## What you are asked to do
Search the material below for the string "total" and list each line that holds it.

## Excerpted records
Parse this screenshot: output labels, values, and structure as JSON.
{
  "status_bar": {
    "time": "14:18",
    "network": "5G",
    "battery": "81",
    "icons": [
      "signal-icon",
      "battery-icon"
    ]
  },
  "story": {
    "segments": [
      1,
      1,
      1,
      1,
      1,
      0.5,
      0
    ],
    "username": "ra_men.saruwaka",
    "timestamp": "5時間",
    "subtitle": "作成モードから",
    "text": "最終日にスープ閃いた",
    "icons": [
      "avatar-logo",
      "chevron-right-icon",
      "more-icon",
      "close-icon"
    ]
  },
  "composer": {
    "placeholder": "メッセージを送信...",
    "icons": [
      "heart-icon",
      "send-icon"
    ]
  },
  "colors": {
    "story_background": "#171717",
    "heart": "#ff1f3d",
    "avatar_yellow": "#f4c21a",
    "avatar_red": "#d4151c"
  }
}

* * *

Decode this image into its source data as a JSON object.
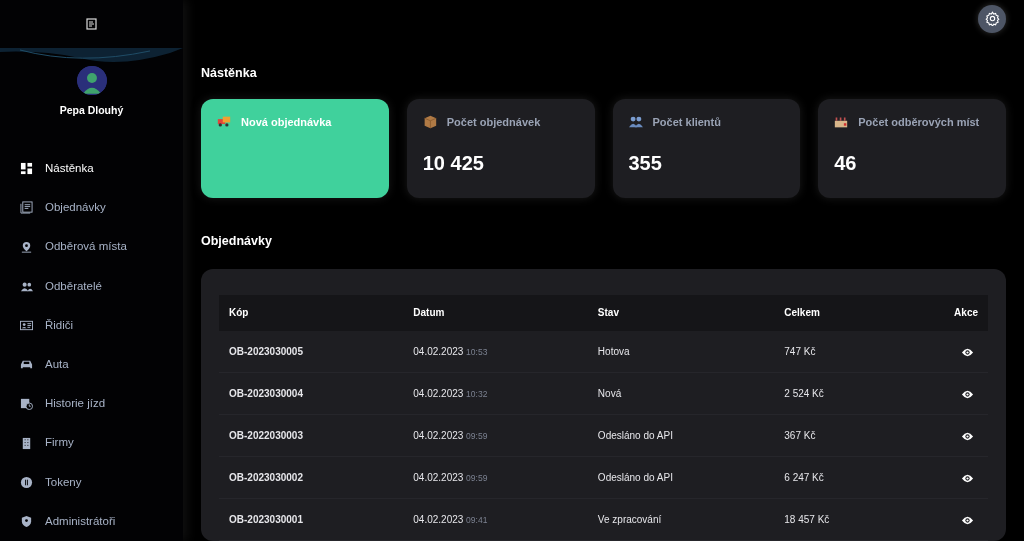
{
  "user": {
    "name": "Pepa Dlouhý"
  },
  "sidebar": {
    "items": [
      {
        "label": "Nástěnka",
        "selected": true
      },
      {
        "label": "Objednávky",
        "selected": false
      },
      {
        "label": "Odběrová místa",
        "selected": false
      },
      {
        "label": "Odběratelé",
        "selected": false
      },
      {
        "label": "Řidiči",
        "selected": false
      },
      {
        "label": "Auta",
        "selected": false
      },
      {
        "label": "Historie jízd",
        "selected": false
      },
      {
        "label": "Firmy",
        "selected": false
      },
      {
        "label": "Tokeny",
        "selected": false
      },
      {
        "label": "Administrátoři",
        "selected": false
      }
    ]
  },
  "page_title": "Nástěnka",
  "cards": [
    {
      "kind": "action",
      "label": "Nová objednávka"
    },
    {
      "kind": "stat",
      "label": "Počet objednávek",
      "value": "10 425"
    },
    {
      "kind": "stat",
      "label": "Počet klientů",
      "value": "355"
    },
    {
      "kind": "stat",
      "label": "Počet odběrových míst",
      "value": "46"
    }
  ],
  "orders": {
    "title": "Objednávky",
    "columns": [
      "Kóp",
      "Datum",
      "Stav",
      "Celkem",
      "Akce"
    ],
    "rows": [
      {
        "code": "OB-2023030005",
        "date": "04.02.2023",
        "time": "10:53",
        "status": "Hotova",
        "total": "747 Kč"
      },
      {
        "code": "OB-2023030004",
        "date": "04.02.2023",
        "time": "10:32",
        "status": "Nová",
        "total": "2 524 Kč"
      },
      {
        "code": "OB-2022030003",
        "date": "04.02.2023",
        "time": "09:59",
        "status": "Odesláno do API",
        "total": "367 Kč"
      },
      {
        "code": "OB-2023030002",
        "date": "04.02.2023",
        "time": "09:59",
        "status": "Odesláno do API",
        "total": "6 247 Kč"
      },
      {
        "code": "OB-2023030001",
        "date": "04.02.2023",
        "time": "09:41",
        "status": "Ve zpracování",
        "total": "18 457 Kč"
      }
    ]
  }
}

## Answer to this problem
        "total": "747 Kč"
        "total": "2 524 Kč"
        "total": "367 Kč"
        "total": "6 247 Kč"
        "total": "18 457 Kč"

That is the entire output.